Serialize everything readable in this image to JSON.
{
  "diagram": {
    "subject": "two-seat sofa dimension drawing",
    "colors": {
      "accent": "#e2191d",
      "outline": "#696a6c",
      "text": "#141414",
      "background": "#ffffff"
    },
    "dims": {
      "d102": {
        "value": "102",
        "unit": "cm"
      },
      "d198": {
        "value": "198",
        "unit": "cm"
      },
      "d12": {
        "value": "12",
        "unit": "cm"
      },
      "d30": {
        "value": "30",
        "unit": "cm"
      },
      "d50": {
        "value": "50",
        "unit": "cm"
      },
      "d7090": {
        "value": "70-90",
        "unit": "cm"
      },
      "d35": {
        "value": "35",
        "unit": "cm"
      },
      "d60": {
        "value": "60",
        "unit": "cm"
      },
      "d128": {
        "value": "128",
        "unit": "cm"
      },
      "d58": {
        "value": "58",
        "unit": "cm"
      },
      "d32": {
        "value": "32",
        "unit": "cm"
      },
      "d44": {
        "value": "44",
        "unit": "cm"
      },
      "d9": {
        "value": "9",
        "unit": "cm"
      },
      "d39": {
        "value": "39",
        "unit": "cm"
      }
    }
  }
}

• • •

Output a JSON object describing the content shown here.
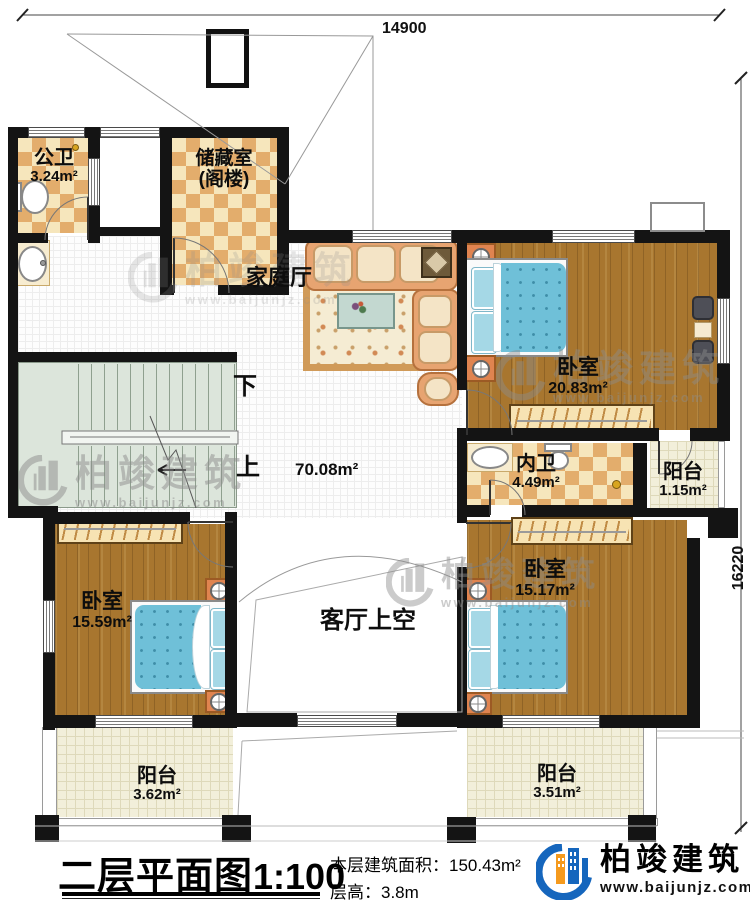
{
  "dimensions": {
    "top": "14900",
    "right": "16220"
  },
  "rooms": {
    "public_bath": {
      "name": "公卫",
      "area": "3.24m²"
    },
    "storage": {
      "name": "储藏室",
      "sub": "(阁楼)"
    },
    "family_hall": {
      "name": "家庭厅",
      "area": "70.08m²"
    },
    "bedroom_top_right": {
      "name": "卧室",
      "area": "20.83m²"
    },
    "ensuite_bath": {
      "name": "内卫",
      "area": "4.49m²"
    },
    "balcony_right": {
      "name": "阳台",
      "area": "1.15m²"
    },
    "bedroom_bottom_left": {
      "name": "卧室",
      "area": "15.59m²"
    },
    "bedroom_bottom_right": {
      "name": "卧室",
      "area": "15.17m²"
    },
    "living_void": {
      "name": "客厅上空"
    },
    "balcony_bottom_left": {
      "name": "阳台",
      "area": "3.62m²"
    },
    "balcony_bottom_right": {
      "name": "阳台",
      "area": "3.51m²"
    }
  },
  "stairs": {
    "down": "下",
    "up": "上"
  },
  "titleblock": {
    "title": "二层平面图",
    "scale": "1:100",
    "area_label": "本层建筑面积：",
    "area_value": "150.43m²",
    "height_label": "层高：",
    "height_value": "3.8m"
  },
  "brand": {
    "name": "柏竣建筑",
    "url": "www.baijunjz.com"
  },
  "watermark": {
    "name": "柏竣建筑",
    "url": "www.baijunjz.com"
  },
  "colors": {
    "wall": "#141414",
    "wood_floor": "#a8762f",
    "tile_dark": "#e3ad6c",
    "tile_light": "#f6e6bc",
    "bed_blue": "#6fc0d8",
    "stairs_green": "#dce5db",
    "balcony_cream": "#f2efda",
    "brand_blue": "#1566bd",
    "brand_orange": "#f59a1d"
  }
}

• • •

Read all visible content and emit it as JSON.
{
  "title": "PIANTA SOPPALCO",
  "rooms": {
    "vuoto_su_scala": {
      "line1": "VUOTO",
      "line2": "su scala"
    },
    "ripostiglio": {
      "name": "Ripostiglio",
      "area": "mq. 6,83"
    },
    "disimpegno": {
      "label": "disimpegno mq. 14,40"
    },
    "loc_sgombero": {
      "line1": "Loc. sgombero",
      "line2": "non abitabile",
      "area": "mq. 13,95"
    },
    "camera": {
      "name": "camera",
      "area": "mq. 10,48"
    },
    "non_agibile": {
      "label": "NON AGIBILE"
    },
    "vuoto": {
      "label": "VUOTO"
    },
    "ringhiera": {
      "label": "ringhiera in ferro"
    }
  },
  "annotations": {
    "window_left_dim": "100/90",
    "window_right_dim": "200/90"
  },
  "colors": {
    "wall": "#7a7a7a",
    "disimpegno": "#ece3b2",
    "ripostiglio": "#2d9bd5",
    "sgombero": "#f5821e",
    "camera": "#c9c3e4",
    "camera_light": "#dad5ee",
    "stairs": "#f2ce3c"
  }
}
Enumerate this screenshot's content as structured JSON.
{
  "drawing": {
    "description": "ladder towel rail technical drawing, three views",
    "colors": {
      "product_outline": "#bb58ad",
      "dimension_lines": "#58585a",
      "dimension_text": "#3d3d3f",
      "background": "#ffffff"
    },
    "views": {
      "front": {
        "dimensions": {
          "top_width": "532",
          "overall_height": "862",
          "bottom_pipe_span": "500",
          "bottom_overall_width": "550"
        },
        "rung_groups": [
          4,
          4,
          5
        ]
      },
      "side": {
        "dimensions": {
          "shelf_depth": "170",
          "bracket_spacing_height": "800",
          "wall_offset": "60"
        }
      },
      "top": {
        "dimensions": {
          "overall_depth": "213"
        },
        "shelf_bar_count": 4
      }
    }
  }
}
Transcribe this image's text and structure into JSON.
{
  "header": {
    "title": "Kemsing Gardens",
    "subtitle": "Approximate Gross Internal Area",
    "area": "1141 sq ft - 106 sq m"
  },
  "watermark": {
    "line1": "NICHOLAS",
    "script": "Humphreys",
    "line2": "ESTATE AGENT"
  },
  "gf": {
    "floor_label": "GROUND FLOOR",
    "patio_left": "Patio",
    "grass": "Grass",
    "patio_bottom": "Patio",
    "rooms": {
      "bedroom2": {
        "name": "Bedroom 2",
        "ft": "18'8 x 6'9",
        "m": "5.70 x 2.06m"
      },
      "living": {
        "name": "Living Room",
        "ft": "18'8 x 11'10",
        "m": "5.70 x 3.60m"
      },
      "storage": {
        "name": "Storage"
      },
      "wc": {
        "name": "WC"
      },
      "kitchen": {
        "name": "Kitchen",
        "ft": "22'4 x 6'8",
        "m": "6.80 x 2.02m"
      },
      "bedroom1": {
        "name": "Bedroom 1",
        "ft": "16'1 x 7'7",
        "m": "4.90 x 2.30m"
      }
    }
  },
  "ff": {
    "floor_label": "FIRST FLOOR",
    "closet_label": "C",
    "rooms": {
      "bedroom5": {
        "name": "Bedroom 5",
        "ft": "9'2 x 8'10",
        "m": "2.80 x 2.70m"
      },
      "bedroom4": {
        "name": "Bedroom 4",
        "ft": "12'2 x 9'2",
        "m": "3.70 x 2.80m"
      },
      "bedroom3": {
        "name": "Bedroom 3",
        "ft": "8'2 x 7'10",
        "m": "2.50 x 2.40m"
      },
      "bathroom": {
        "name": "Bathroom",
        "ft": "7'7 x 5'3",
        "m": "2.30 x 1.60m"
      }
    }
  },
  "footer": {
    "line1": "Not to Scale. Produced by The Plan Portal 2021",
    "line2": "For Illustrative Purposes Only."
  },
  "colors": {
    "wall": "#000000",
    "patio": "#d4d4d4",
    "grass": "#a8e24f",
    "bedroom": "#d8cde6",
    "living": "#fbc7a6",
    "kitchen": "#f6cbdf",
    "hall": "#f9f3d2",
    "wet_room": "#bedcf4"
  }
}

• • •

Requirement
Locate the string "this" in the listing above and copy every line where it occurs.

Task solution
Serialize everything readable in this image to JSON.
Enumerate this screenshot's content as structured JSON.
Transcribe this image's text and structure into JSON.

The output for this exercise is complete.